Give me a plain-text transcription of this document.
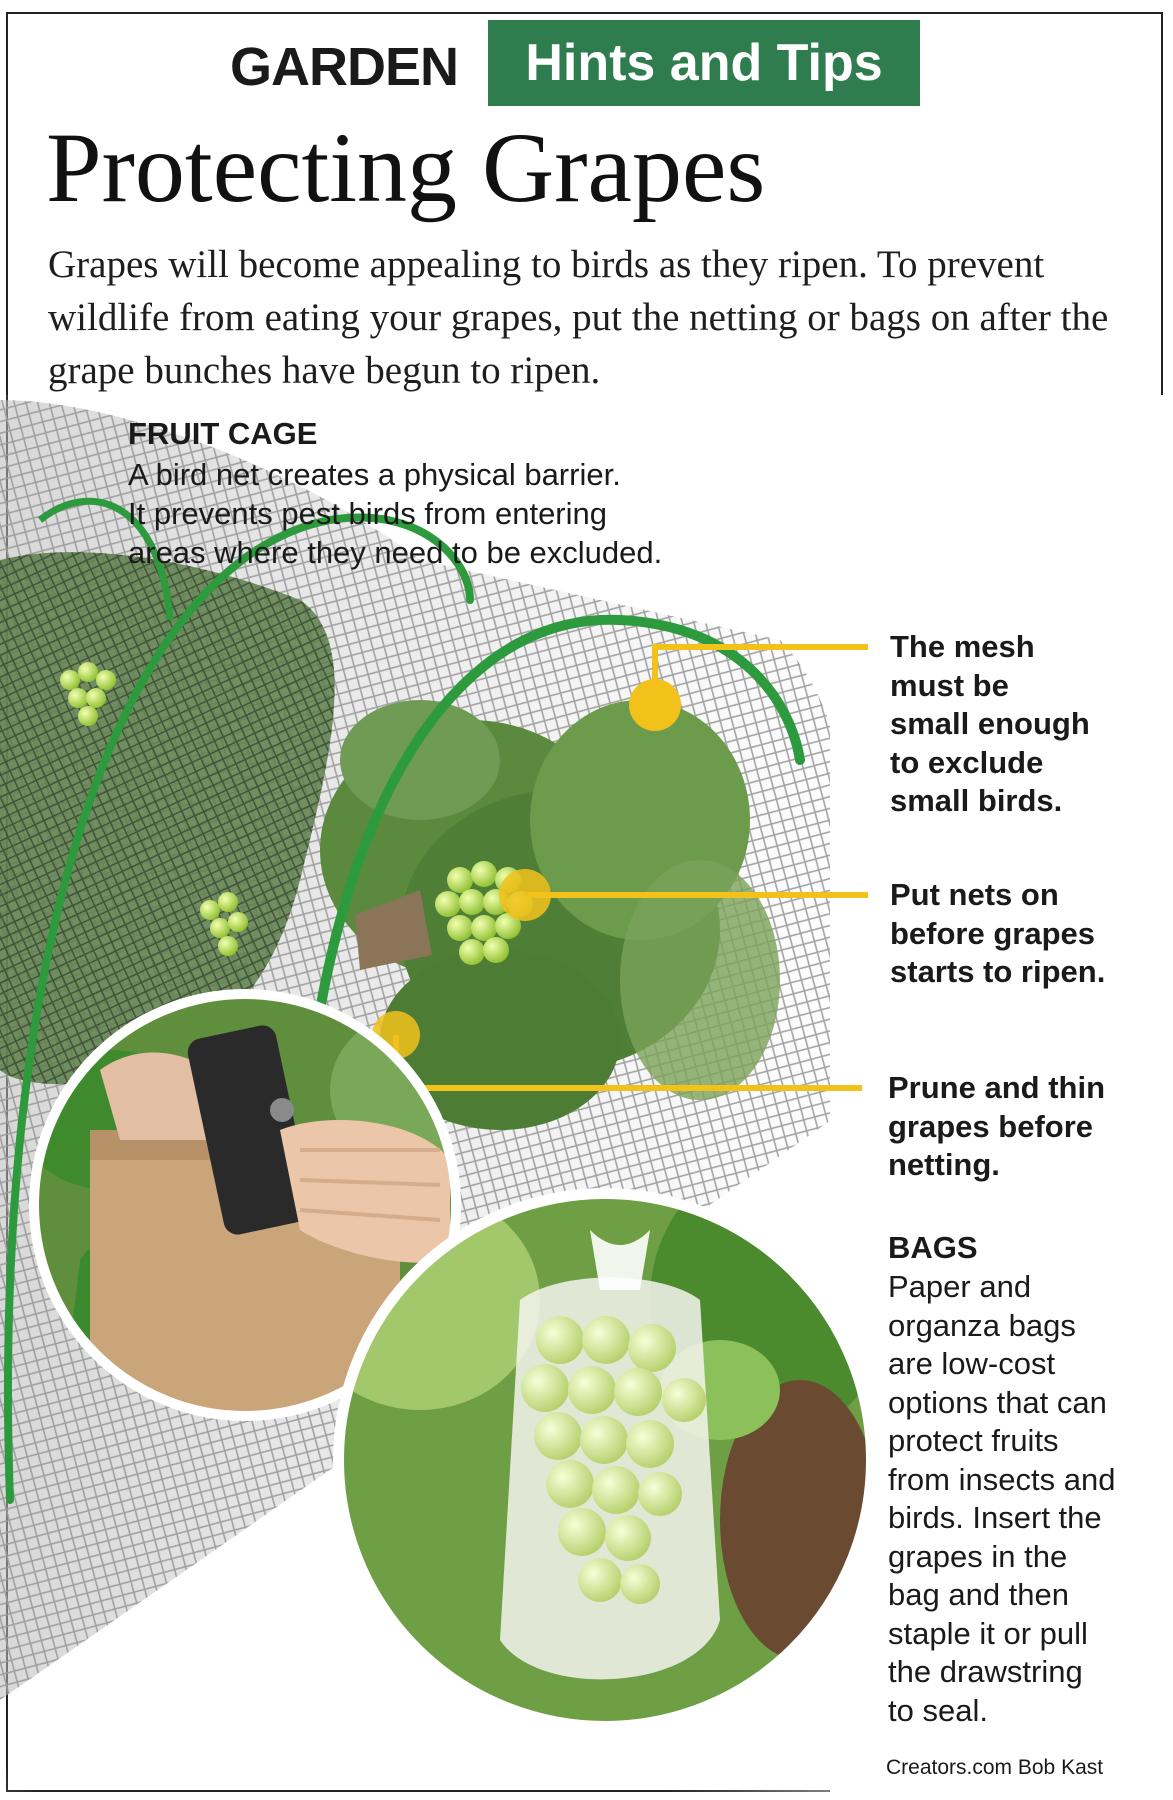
GARDEN Hints and Tips
Protecting Grapes
Grapes will become appealing to birds as they ripen. To prevent wildlife from eating your grapes, put the netting or bags on after the grape bunches have begun to ripen.
FRUIT CAGE
A bird net creates a physical barrier.
It prevents pest birds from entering
areas where they need to be excluded.
The mesh
must be
small enough
to exclude
small birds.
Put nets on
before grapes
starts to ripen.
Prune and thin
grapes before
netting.
BAGS
Paper and
organza bags
are low-cost
options that can
protect fruits
from insects and
birds. Insert the
grapes in the
bag and then
staple it or pull
the drawstring
to seal.
Creators.com Bob Kast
■ ■ ■
* _Objective_
Report each line in the data that holds the word "they".

* _Written reply_
Grapes will become appealing to birds as they ripen. To prevent wildlife from eating your grapes, put the netting or bags on after the grape bunches have begun to ripen.
areas where they need to be excluded.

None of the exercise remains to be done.